- Given data
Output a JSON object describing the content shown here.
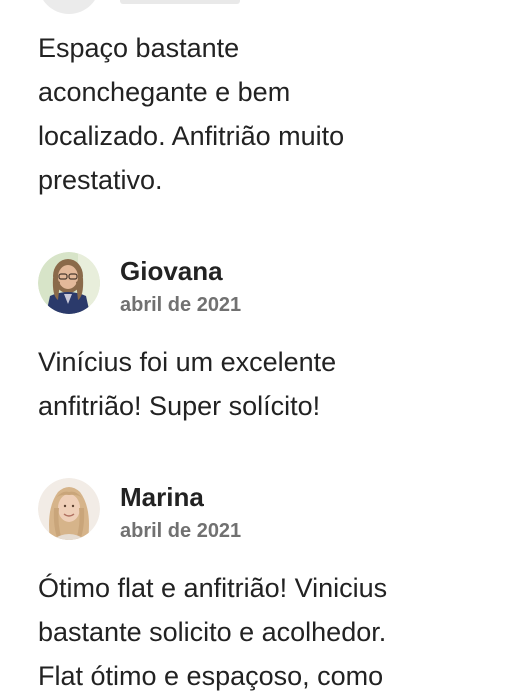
{
  "reviews": [
    {
      "text_lines": [
        "Espaço bastante",
        "aconchegante e bem",
        "localizado. Anfitrião muito",
        "prestativo."
      ]
    },
    {
      "name": "Giovana",
      "date": "abril de 2021",
      "text_lines": [
        "Vinícius foi um excelente",
        "anfitrião! Super solícito!"
      ]
    },
    {
      "name": "Marina",
      "date": "abril de 2021",
      "text_lines": [
        "Ótimo flat e anfitrião! Vinicius",
        "bastante solicito e acolhedor.",
        "Flat ótimo e espaçoso, como"
      ]
    }
  ],
  "colors": {
    "text": "#222222",
    "secondary_text": "#717171",
    "background": "#ffffff"
  },
  "icons": {
    "avatar_giovana": "user-avatar-photo",
    "avatar_marina": "user-avatar-photo"
  }
}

- Set exercise
Reproduce every record above exactly, but leave out the pictures.

- Answer to the problem
Output a JSON object describing the content shown here.
{
  "reviews": [
    {
      "text_lines": [
        "Espaço bastante",
        "aconchegante e bem",
        "localizado. Anfitrião muito",
        "prestativo."
      ]
    },
    {
      "name": "Giovana",
      "date": "abril de 2021",
      "text_lines": [
        "Vinícius foi um excelente",
        "anfitrião! Super solícito!"
      ]
    },
    {
      "name": "Marina",
      "date": "abril de 2021",
      "text_lines": [
        "Ótimo flat e anfitrião! Vinicius",
        "bastante solicito e acolhedor.",
        "Flat ótimo e espaçoso, como"
      ]
    }
  ],
  "colors": {
    "text": "#222222",
    "secondary_text": "#717171",
    "background": "#ffffff"
  },
  "icons": {
    "avatar_giovana": "user-avatar-photo",
    "avatar_marina": "user-avatar-photo"
  }
}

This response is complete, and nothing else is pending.